* **REQUIREMENTS**: Pick out every line with the word "type" and copy it.

--- START ---

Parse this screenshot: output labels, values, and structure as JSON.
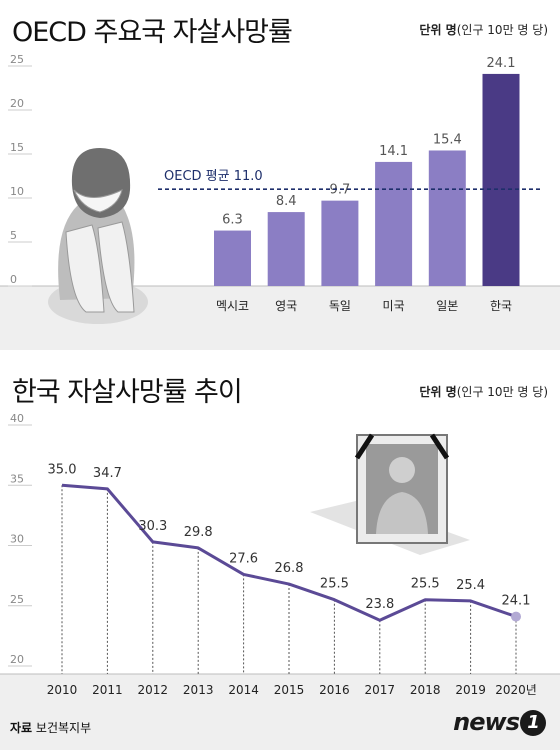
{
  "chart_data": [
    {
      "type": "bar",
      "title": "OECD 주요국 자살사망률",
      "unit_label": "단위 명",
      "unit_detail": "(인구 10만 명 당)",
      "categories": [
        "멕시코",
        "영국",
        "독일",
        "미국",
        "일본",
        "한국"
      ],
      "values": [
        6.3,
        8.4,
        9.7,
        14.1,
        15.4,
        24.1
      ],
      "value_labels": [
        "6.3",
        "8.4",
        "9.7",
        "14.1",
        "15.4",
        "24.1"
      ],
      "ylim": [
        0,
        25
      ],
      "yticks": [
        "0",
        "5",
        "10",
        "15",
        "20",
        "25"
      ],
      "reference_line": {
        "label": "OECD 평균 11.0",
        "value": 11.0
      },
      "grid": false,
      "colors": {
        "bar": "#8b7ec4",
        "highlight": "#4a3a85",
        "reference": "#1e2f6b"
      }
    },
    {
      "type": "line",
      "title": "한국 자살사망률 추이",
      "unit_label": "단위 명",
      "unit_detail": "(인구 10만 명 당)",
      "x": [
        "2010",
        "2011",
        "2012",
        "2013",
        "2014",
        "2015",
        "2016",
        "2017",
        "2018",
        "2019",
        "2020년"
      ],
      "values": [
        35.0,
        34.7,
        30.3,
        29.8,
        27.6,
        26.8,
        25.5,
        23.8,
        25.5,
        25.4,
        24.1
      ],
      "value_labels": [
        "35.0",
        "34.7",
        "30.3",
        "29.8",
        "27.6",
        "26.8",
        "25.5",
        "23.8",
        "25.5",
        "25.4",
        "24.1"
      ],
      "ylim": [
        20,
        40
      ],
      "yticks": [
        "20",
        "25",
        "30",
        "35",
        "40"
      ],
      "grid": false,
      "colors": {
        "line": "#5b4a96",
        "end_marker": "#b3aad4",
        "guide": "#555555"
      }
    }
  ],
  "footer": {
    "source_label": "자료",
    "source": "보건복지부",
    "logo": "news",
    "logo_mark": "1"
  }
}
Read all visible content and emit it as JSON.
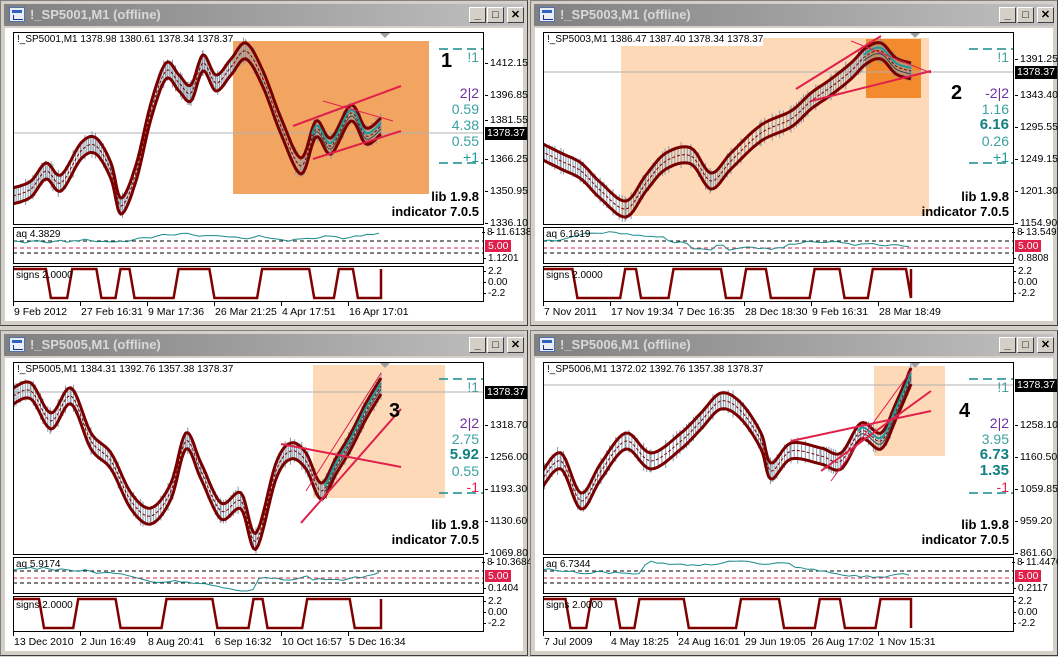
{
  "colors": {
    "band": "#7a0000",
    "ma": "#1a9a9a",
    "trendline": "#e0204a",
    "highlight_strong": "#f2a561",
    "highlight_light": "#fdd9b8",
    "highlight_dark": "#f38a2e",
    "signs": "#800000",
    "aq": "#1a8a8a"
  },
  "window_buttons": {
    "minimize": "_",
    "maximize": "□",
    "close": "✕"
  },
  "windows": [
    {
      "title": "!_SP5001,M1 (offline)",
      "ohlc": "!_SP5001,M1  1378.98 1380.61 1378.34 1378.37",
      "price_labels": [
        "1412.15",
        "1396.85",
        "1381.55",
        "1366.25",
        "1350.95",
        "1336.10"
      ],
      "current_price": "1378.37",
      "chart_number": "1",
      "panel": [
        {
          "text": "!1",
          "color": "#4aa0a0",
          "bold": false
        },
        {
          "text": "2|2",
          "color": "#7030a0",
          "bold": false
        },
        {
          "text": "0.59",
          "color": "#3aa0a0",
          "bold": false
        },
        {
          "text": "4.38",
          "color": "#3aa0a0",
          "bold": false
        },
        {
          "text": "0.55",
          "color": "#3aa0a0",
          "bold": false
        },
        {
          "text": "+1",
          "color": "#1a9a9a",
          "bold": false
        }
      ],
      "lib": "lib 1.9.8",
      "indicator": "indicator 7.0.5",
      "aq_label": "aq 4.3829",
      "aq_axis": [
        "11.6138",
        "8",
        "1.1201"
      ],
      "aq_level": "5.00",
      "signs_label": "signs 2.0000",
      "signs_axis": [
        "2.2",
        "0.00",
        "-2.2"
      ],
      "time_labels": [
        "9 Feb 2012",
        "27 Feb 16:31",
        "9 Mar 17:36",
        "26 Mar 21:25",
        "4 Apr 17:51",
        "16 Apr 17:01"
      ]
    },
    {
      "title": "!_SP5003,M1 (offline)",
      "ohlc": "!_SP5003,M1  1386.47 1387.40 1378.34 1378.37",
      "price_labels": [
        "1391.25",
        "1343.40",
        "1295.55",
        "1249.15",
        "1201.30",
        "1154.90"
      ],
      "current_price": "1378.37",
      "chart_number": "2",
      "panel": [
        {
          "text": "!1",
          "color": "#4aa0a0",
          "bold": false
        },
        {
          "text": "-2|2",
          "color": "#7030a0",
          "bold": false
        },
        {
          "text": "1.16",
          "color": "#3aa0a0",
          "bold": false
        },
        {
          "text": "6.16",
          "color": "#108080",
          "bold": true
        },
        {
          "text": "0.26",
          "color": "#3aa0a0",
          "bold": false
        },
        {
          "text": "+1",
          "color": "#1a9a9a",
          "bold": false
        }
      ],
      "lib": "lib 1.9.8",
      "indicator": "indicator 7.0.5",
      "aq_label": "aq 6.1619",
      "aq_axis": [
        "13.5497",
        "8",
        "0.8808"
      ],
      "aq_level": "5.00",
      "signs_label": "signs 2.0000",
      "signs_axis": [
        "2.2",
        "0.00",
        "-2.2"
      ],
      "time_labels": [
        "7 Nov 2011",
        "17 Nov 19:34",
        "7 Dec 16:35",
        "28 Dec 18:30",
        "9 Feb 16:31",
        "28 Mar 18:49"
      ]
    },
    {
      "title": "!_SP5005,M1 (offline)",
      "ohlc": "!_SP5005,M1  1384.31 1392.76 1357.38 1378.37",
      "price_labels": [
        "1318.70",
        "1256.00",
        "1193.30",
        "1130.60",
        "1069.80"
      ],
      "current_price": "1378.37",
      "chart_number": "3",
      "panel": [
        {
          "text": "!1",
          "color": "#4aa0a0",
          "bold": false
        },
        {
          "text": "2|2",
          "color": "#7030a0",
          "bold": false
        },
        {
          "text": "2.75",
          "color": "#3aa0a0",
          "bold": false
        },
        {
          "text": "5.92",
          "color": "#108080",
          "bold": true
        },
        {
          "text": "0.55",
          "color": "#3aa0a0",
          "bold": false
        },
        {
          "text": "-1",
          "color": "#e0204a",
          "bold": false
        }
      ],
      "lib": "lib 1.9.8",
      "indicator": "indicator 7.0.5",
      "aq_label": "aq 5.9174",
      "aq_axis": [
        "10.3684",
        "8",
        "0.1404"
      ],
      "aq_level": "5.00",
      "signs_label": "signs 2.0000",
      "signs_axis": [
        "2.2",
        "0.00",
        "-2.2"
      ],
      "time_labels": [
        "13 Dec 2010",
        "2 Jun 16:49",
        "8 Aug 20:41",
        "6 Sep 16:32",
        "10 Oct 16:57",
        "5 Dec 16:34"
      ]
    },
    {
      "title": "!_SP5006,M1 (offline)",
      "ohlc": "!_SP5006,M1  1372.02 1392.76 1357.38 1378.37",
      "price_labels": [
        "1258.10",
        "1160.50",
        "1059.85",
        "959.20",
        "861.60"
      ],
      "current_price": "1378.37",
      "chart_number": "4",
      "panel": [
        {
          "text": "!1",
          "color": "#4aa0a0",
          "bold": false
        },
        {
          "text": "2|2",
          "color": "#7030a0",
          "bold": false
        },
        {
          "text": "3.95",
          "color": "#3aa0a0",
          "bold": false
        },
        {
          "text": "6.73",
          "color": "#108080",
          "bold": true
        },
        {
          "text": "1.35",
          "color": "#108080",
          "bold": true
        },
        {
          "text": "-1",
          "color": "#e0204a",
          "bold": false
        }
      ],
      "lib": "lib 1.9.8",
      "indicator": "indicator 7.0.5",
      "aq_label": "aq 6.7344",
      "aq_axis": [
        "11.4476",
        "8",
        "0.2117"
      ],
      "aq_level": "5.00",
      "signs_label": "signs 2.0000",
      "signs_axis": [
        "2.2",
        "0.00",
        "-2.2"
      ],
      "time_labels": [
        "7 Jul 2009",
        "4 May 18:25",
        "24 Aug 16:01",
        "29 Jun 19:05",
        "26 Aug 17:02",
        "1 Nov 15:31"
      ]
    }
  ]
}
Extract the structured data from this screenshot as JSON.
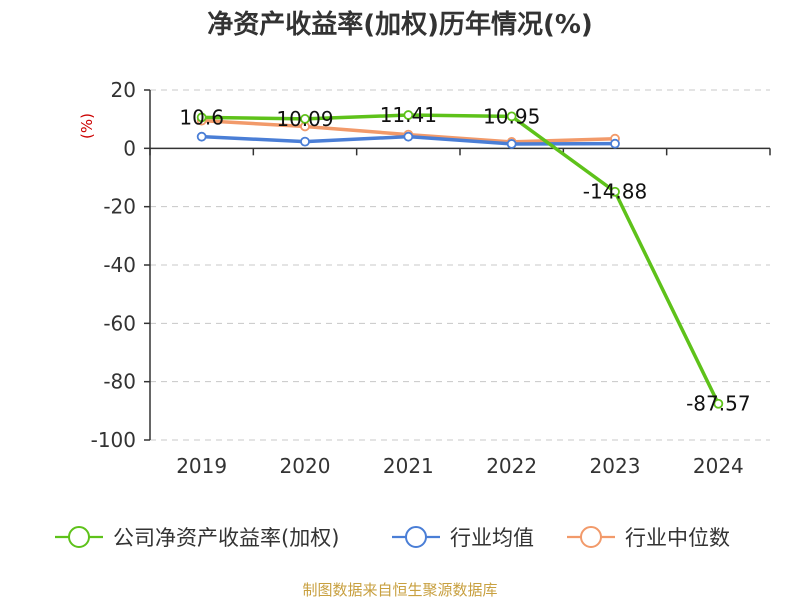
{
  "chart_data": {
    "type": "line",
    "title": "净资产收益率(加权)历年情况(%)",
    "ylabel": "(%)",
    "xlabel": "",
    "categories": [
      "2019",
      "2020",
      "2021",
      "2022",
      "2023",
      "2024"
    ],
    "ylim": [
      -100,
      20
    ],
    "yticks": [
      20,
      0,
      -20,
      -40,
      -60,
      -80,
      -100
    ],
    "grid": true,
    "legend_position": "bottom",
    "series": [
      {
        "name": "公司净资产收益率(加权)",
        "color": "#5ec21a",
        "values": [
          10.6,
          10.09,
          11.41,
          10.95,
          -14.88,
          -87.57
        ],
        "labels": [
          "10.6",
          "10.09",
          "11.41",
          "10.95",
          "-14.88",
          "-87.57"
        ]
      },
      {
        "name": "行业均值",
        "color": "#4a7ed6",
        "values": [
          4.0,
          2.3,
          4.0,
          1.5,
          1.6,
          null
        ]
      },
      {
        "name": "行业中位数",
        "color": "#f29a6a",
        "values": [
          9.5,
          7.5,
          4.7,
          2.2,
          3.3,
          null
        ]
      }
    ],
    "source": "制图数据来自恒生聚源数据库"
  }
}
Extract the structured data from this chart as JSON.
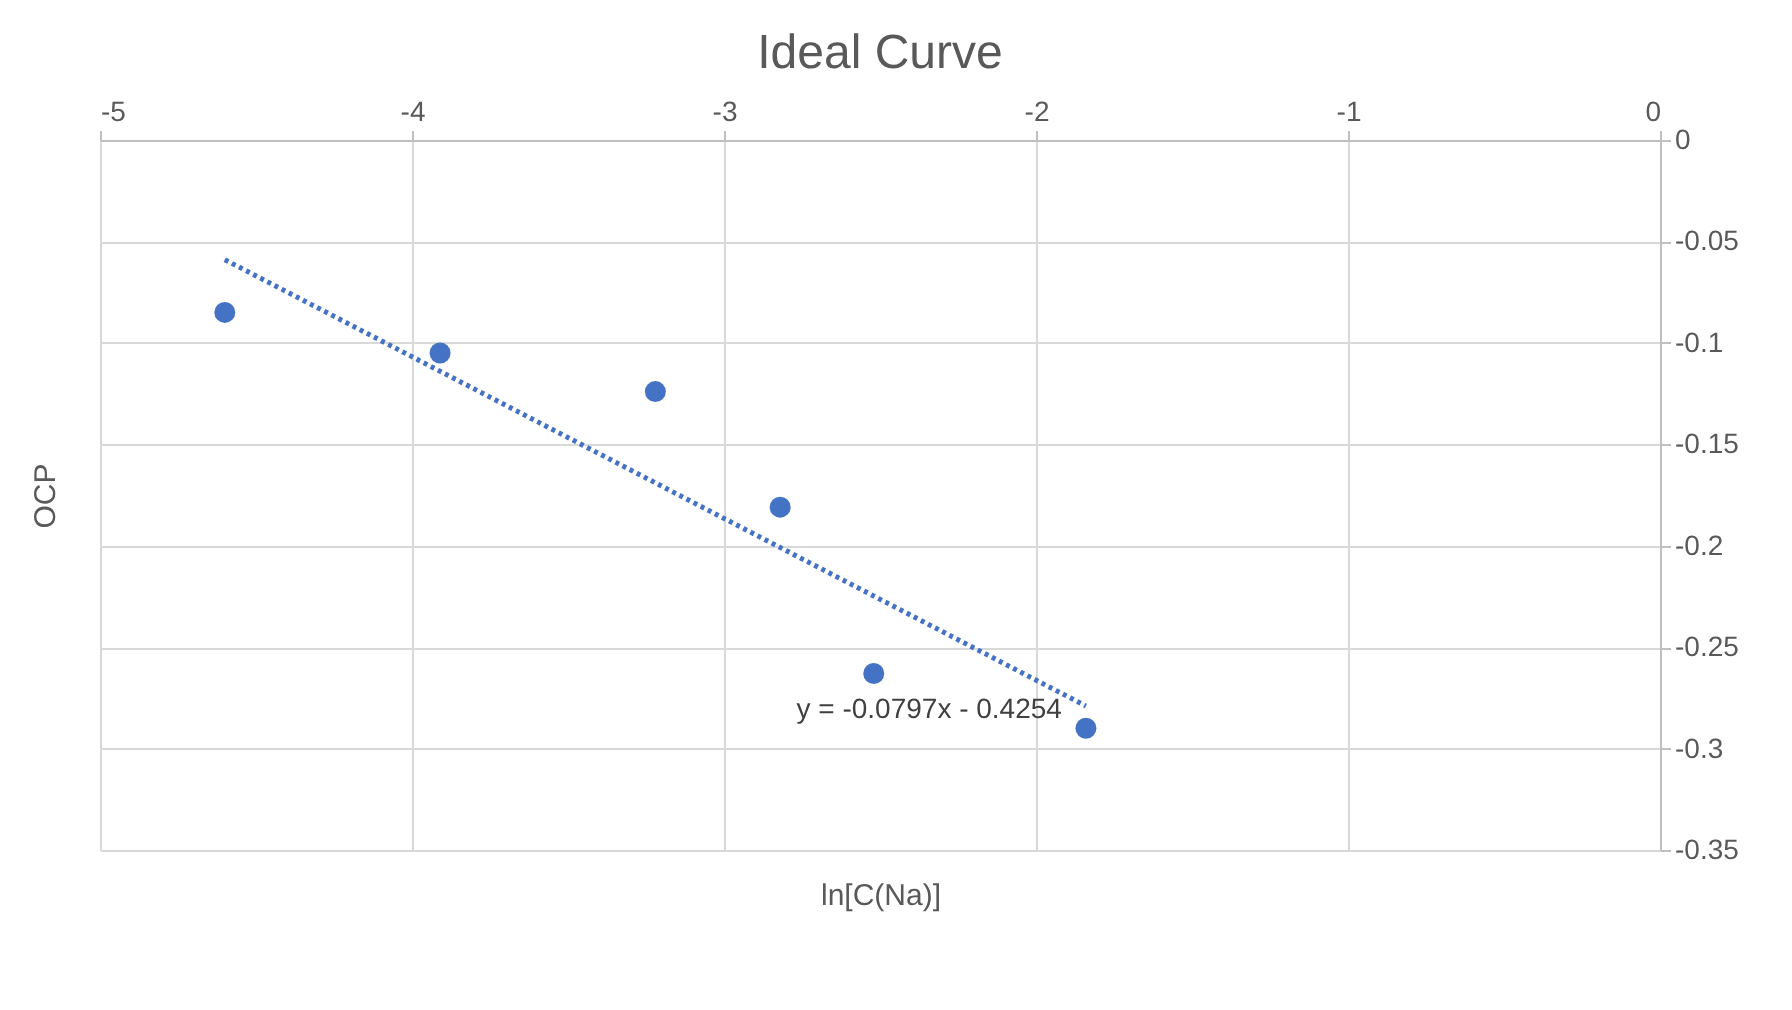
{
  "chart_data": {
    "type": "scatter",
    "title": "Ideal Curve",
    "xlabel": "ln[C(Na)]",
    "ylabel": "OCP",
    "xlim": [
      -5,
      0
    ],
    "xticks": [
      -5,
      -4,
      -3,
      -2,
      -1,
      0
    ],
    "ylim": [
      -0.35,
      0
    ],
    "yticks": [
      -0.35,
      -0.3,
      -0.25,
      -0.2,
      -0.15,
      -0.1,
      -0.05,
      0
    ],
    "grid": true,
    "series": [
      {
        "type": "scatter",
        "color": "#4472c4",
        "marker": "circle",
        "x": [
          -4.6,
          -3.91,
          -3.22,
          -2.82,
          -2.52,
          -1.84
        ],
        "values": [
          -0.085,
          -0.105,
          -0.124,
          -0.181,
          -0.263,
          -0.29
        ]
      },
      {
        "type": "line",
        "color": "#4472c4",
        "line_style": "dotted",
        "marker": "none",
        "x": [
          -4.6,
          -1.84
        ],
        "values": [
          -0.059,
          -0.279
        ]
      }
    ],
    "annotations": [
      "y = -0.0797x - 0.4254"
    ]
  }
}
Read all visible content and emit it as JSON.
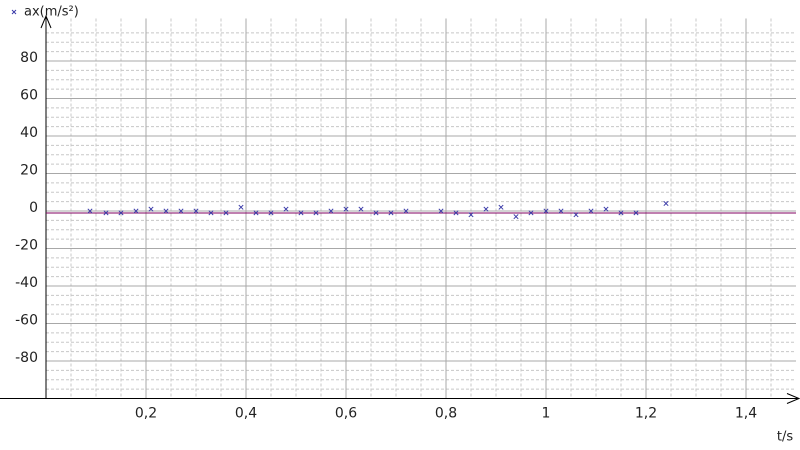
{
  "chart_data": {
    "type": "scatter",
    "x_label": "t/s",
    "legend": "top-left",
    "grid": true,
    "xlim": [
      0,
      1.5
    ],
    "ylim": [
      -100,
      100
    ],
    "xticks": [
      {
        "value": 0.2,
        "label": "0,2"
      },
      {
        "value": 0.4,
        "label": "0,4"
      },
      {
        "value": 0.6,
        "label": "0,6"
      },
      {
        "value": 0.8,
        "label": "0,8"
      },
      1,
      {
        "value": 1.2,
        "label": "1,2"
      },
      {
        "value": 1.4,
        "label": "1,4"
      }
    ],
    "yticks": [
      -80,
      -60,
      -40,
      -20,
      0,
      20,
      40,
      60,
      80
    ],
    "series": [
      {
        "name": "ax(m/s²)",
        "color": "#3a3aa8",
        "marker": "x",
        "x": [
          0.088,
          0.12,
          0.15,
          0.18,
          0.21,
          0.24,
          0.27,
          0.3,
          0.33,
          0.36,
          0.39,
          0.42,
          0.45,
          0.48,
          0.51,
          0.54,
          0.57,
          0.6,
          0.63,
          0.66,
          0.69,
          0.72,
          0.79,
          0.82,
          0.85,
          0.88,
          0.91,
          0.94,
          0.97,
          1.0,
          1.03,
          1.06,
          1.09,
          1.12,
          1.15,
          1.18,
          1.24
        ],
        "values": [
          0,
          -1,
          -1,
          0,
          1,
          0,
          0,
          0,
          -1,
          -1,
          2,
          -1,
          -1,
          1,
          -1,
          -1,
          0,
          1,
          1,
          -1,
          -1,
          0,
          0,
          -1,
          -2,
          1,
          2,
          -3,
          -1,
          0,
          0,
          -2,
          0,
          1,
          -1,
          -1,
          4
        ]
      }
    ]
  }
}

--- END ---

* **ANSWER TO THIS EXERCISE**:
      "type": "bar",
      "type": "line",
    "type": "line",
    "type": "scatter",
        "type": "scatter",
        "type": "line",
    "type": "scatter",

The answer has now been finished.